Collection entries
- - - - -
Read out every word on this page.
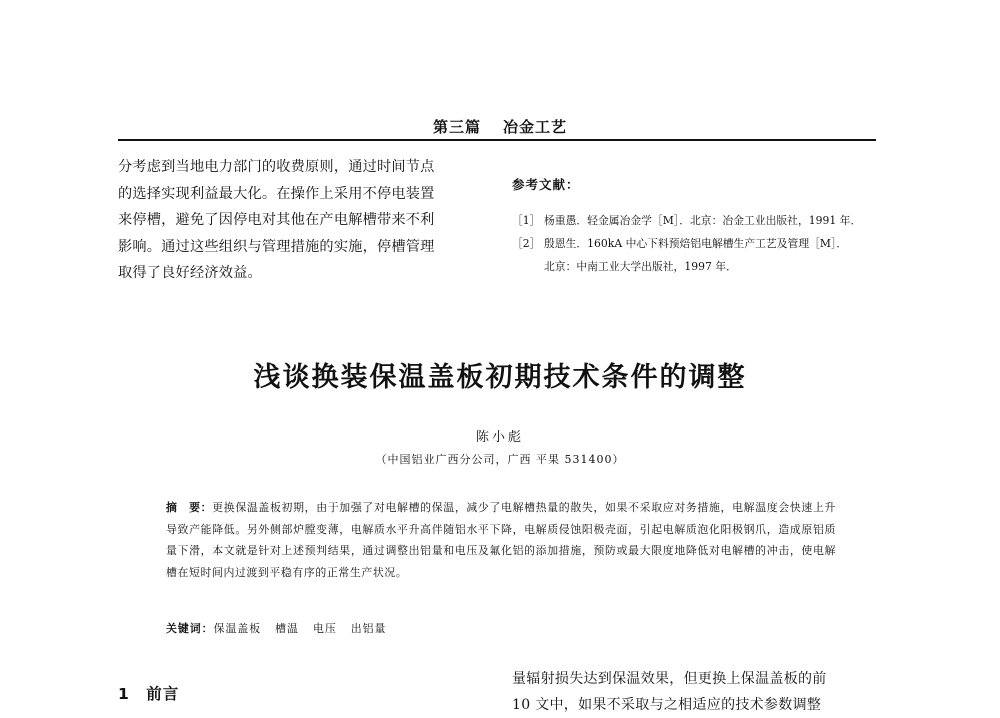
第三篇 冶金工艺

分考虑到当地电力部门的收费原则，通过时间节点

的选择实现利益最大化。在操作上采用不停电装置

来停槽，避免了因停电对其他在产电解槽带来不利

影响。通过这些组织与管理措施的实施，停槽管理

取得了良好经济效益。

参考文献：
［1］ 杨重愚．轻金属冶金学［M］．北京：冶金工业出版社，1991 年．
［2］ 殷恩生．160kA 中心下料预焙铝电解槽生产工艺及管理［M］．
北京：中南工业大学出版社，1997 年．
浅谈换装保温盖板初期技术条件的调整
陈小彪
（中国铝业广西分公司，广西 平果 531400）
摘　要：更换保温盖板初期，由于加强了对电解槽的保温，减少了电解槽热量的散失，如果不采取应对务措施，电解温度会快速上升导致产能降低。另外侧部炉膛变薄，电解质水平升高伴随铝水平下降，电解质侵蚀阳极壳面，引起电解质泡化阳极钢爪，造成原铝质量下滑，本文就是针对上述预判结果，通过调整出铝量和电压及氟化铝的添加措施，预防或最大限度地降低对电解槽的冲击，使电解槽在短时间内过渡到平稳有序的正常生产状况。
关键词：保温盖板 槽温 电压 出铝量
1　前言
量辐射损失达到保温效果，但更换上保温盖板的前
10 文中，如果不采取与之相适应的技术参数调整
- - - - -
Task directions -> Reproduce the material above verbatim; omit every picture.

Exercise result ->
Read out every word on this page.
第三篇 冶金工艺

分考虑到当地电力部门的收费原则，通过时间节点

的选择实现利益最大化。在操作上采用不停电装置

来停槽，避免了因停电对其他在产电解槽带来不利

影响。通过这些组织与管理措施的实施，停槽管理

取得了良好经济效益。

参考文献：
［1］ 杨重愚．轻金属冶金学［M］．北京：冶金工业出版社，1991 年．
［2］ 殷恩生．160kA 中心下料预焙铝电解槽生产工艺及管理［M］．
北京：中南工业大学出版社，1997 年．
浅谈换装保温盖板初期技术条件的调整
陈小彪
（中国铝业广西分公司，广西 平果 531400）
摘　要：更换保温盖板初期，由于加强了对电解槽的保温，减少了电解槽热量的散失，如果不采取应对务措施，电解温度会快速上升导致产能降低。另外侧部炉膛变薄，电解质水平升高伴随铝水平下降，电解质侵蚀阳极壳面，引起电解质泡化阳极钢爪，造成原铝质量下滑，本文就是针对上述预判结果，通过调整出铝量和电压及氟化铝的添加措施，预防或最大限度地降低对电解槽的冲击，使电解槽在短时间内过渡到平稳有序的正常生产状况。
关键词：保温盖板 槽温 电压 出铝量
1　前言
量辐射损失达到保温效果，但更换上保温盖板的前
10 文中，如果不采取与之相适应的技术参数调整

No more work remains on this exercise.